» Short task 1
In the records below, reproduce word for word the lines from the one containing "734px × 260px." through the one containing "svg-text:L1: L1 [108,10,123,29]", with both of those lines included. Leave the pictures out of your answer.

» Excerpted text
··········

# List of required imports

In [1]:
# -*- coding: utf-8 -*-

import json
import re
import nltk
nltk.data.path.append('/modules/cs918/nltk_data/') #for running on lab machines 
from nltk.corpus import wordnet
from nltk.stem import WordNetLemmatizer 
from nltk.util import ngrams
from collections import Counter

wnl = WordNetLemmatizer() 

# Regexes to find URLs

In [2]:
"""url regexs"""
url_reg2 = r"https?[\S]+" 
url_reg = r"((https?)\:\/\/)?(www\.)?(([a-zA-z0-9-]+)(\.))+((com)|(be)|(ly)|(ca)|(edu)|(gl)|(co\.uk)|(net)|(org(\.uk)?)|(gov(\.uk)?))(\.(\/)?)?((\/[\S]+)+)?"

url_reg doesn't find all URLs so url_reg2 is needed to find the remaining one. 

# Counters and token's list

In [3]:
"""Stores tokens in this list"""
tokens = [] #token list of corpus

"""Counters"""
positive_stories = 0 #number of stories with more positive words
negative_stories = 0 #number of stories with more negative words

positive_count = 0 #number of positive words in corpus
negative_count = 0 #number of negative words in corpus

tokens stores all of the tokens in the corpus in a list
postive_stories and negative_stories keeps track of the number of stories with more positive or negative words.
While positive_count and negative_count keeps track of the matching words throughout the entire corpus. 

# Function to retrieve the POS tag

In [4]:
""" Finds position tag for POS tagging"""
def get_pos_tag(tag):
    if tag.startswith('J'):
        return wordnet.ADJ
    elif tag.startswith('V'):
        return wordnet.VERB
    elif tag.startswith('N'):
        return wordnet.NOUN
    elif tag.startswith('R'):
        return wordnet.ADV
    else:
        return wordnet.NOUN

This function is used if POS tagging is enabled. The POS tagger returns tags in a format not recognised by the lemmatizer hence this function is used to provide a recogised argument to the lemmatizer. 

# Opens positive and negative words file

In [5]:
    
""" Open positive words file"""
pr = set(open("positive-words.txt").read().split())

··········

» Dataset rows
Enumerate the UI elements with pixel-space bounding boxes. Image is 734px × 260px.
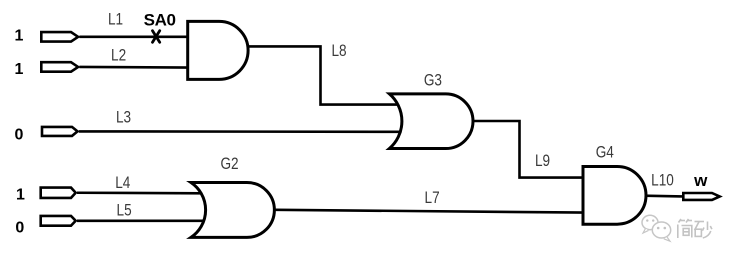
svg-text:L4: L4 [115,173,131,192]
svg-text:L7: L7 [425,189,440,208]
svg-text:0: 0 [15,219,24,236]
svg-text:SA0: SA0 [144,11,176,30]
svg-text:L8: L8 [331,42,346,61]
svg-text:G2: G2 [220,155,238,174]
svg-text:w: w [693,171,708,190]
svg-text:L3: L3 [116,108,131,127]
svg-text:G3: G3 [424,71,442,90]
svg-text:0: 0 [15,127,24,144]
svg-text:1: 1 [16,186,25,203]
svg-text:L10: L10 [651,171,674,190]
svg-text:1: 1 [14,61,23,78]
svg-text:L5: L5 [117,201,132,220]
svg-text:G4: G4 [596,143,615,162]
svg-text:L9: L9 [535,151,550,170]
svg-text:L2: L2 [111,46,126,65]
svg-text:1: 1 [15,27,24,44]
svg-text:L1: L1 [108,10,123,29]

··········

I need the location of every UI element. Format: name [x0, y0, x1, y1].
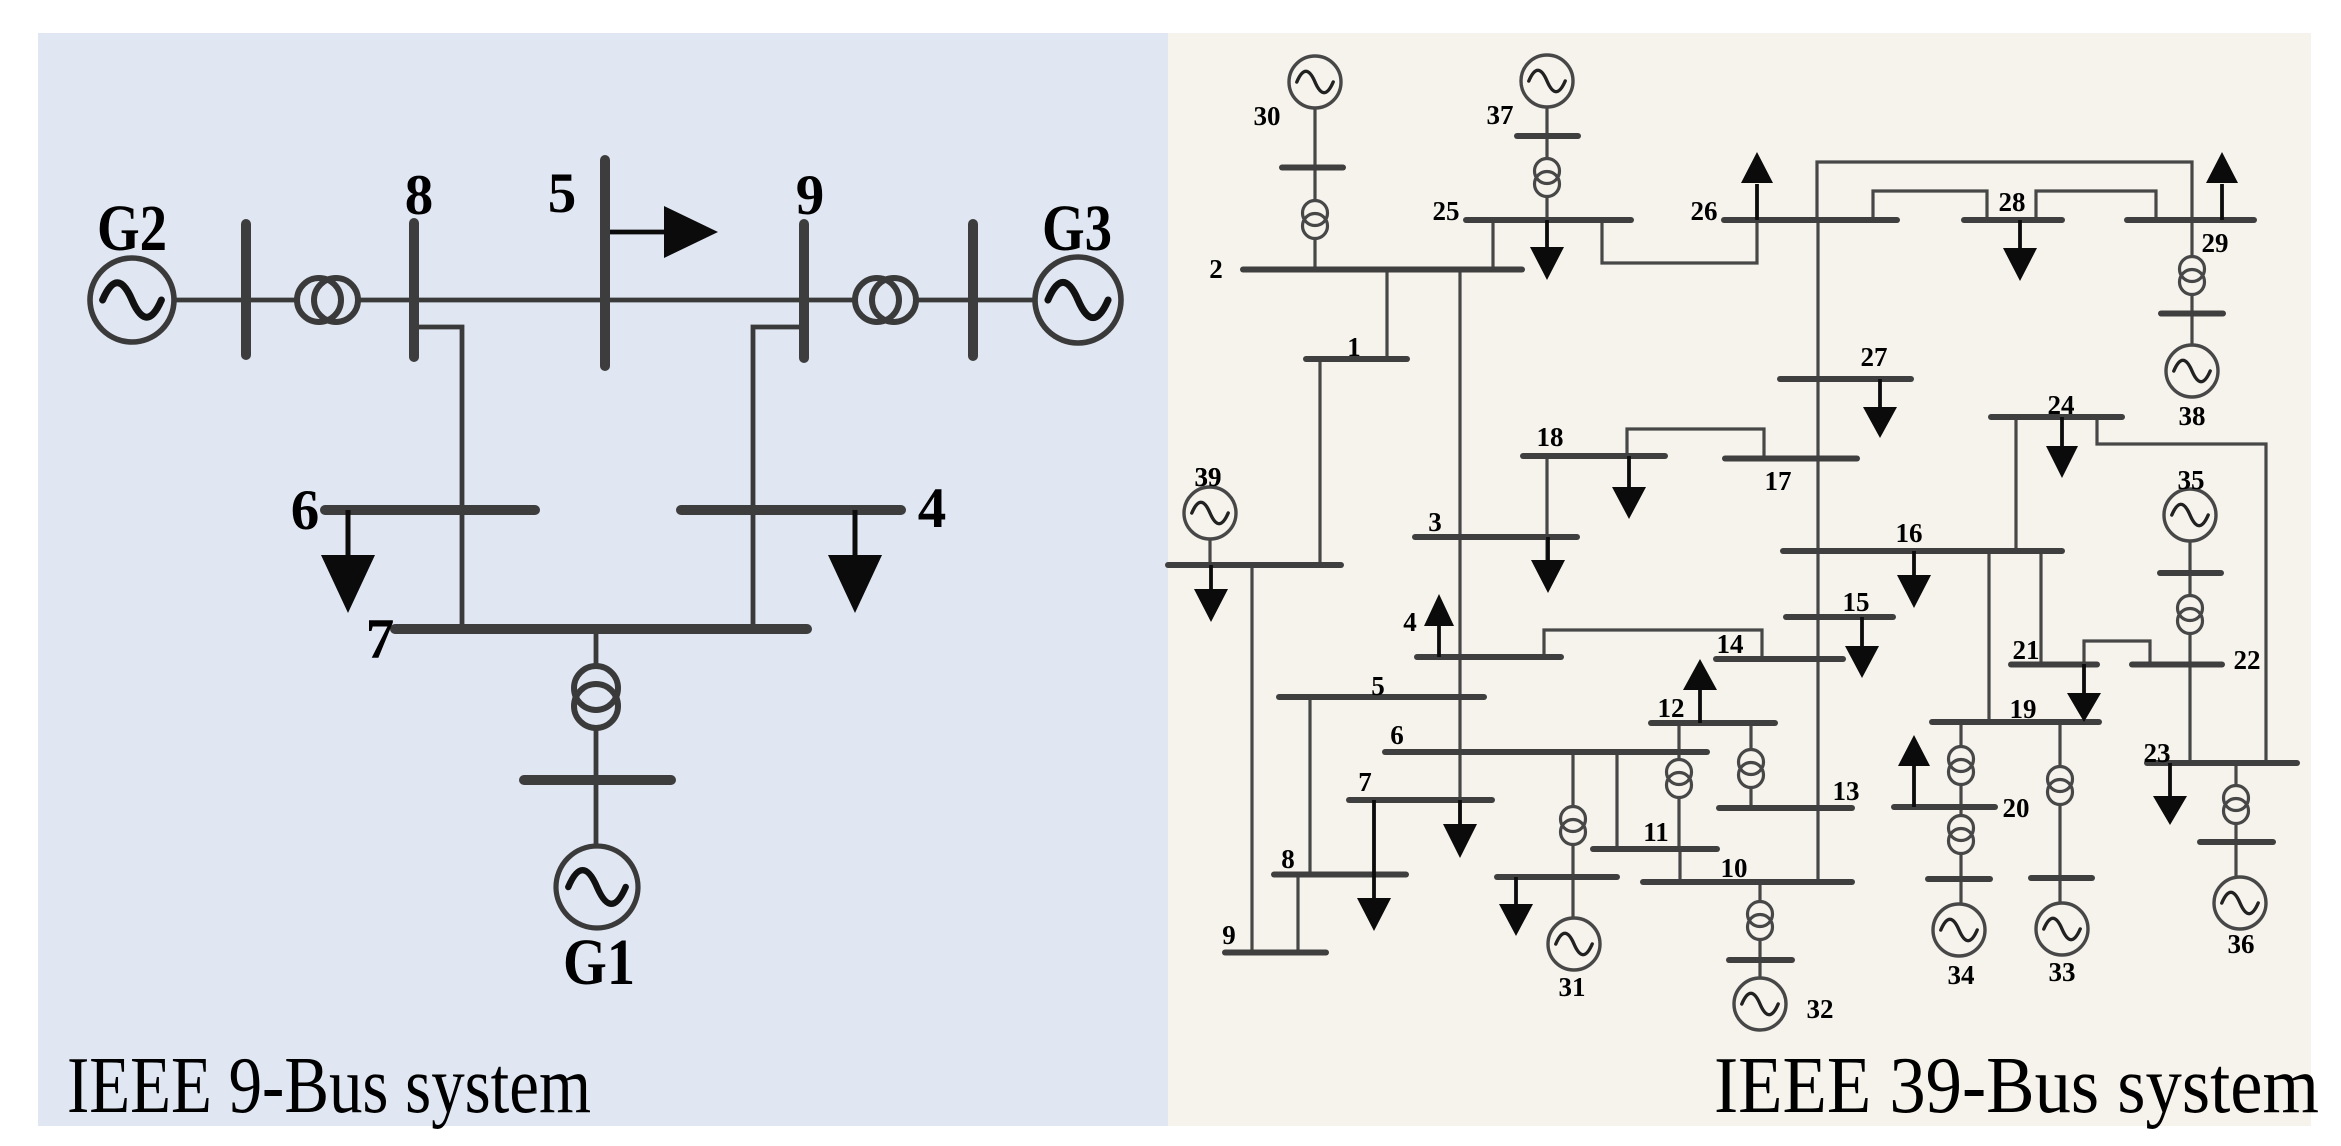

··········

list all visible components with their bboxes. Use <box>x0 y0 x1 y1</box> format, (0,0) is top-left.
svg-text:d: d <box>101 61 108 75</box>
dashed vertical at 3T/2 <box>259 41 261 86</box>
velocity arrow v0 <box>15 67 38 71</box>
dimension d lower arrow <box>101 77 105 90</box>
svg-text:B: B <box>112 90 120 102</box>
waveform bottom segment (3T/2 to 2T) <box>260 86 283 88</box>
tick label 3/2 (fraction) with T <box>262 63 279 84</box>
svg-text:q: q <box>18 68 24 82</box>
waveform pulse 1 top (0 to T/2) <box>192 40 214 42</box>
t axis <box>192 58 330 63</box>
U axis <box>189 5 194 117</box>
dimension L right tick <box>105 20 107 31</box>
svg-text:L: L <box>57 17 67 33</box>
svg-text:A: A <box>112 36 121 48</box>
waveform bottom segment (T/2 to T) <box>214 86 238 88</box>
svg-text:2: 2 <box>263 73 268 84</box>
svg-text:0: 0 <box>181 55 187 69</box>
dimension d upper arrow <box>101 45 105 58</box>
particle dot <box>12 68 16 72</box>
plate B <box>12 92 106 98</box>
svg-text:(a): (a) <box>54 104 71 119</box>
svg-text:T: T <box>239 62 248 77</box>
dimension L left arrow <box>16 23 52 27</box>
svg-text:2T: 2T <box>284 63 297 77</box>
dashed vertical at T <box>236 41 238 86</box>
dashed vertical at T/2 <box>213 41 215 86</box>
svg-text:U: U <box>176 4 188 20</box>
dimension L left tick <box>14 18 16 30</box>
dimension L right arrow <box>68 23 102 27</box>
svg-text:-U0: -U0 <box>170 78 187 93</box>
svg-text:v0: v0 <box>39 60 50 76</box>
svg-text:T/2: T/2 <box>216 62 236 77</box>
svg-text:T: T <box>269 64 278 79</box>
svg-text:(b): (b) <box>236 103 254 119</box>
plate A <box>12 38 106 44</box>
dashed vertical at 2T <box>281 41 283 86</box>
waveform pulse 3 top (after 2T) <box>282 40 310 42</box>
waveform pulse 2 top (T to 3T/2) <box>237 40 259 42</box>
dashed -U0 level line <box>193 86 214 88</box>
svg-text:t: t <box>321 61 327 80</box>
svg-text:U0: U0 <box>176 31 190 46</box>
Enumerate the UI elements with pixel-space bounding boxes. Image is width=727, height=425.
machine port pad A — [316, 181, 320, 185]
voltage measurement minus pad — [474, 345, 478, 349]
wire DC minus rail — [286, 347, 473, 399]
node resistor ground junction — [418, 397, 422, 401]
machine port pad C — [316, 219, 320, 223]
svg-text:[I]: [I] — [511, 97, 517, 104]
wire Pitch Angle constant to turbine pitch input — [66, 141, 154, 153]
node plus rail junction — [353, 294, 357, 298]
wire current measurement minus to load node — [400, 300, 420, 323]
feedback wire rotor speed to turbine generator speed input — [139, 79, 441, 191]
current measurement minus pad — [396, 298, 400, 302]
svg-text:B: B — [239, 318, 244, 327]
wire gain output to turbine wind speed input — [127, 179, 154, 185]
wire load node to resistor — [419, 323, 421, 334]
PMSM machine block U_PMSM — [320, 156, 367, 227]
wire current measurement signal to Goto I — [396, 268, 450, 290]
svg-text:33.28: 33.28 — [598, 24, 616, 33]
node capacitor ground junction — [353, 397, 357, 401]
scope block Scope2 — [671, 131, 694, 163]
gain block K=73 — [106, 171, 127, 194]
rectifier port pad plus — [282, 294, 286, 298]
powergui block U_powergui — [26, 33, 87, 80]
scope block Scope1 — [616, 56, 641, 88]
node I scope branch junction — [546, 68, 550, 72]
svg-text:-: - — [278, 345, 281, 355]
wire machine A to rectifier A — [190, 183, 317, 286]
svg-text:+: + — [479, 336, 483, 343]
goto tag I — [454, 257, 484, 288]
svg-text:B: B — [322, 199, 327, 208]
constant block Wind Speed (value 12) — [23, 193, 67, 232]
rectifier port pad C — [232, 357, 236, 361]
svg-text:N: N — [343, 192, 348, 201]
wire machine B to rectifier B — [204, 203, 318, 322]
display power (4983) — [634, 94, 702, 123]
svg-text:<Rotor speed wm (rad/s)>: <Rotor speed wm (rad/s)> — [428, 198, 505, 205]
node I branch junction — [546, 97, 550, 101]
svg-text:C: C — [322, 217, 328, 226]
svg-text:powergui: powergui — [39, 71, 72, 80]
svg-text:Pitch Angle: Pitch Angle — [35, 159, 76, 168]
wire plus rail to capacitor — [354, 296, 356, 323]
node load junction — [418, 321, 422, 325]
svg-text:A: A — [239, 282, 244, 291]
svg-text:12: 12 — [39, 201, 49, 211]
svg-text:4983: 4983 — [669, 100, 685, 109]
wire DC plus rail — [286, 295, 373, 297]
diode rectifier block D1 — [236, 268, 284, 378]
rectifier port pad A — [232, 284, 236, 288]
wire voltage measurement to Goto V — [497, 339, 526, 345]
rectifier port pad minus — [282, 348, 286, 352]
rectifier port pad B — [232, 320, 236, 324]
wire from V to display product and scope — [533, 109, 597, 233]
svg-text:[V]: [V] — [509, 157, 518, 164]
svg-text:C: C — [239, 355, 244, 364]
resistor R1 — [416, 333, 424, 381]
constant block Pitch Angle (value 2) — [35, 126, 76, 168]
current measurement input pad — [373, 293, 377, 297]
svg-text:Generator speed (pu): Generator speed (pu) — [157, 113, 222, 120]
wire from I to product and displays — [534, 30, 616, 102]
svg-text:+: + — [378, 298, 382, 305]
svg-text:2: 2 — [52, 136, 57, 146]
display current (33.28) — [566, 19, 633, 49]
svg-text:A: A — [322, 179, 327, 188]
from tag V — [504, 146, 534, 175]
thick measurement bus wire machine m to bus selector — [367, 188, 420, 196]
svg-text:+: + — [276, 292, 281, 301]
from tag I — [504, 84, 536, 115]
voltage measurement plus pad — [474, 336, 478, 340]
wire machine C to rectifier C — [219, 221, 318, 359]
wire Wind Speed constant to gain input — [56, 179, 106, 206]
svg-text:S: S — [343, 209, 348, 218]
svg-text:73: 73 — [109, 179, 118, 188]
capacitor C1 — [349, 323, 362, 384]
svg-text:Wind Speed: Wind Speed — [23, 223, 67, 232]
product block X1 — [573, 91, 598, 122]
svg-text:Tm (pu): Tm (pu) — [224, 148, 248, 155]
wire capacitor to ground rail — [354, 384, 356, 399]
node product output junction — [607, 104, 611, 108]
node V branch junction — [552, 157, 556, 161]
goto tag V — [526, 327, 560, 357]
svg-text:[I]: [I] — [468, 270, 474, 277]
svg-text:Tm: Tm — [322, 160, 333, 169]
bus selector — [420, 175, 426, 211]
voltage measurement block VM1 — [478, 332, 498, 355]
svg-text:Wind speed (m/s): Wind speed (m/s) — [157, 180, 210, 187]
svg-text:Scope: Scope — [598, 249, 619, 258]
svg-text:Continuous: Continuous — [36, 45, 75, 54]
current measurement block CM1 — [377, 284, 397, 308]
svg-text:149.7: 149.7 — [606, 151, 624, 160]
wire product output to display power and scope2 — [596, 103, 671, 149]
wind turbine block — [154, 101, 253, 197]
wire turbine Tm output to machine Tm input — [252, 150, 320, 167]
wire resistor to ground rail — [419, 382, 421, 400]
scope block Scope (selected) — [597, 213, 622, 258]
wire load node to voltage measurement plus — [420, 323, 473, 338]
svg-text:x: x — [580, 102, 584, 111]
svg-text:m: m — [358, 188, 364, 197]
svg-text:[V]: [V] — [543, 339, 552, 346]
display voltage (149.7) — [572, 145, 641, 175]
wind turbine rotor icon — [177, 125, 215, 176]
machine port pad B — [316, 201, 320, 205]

··········

» Short task 2
Write out the stretch of the NLTK notebook above from "tokens stores all" through "or negative words.", without changing anything.

» Full response 1
Enumerate the UI elements with pixel-space bounding boxes. Image is 734px × 260px.
svg-text:L4: L4 [115,173,131,192]
svg-text:L7: L7 [425,189,440,208]
svg-text:0: 0 [15,219,24,236]
svg-text:SA0: SA0 [144,11,176,30]
svg-text:L8: L8 [331,42,346,61]
svg-text:G2: G2 [220,155,238,174]
svg-text:w: w [693,171,708,190]
svg-text:L3: L3 [116,108,131,127]
svg-text:G3: G3 [424,71,442,90]
svg-text:0: 0 [15,127,24,144]
svg-text:1: 1 [16,186,25,203]
svg-text:L10: L10 [651,171,674,190]
svg-text:1: 1 [14,61,23,78]
svg-text:L5: L5 [117,201,132,220]
svg-text:G4: G4 [596,143,615,162]
svg-text:L9: L9 [535,151,550,170]
svg-text:L2: L2 [111,46,126,65]
svg-text:1: 1 [15,27,24,44]
svg-text:L1: L1 [108,10,123,29]

» Full response 2
tokens stores all of the tokens in the corpus in a list
postive_stories and negative_stories keeps track of the number of stories with more positive or negative words.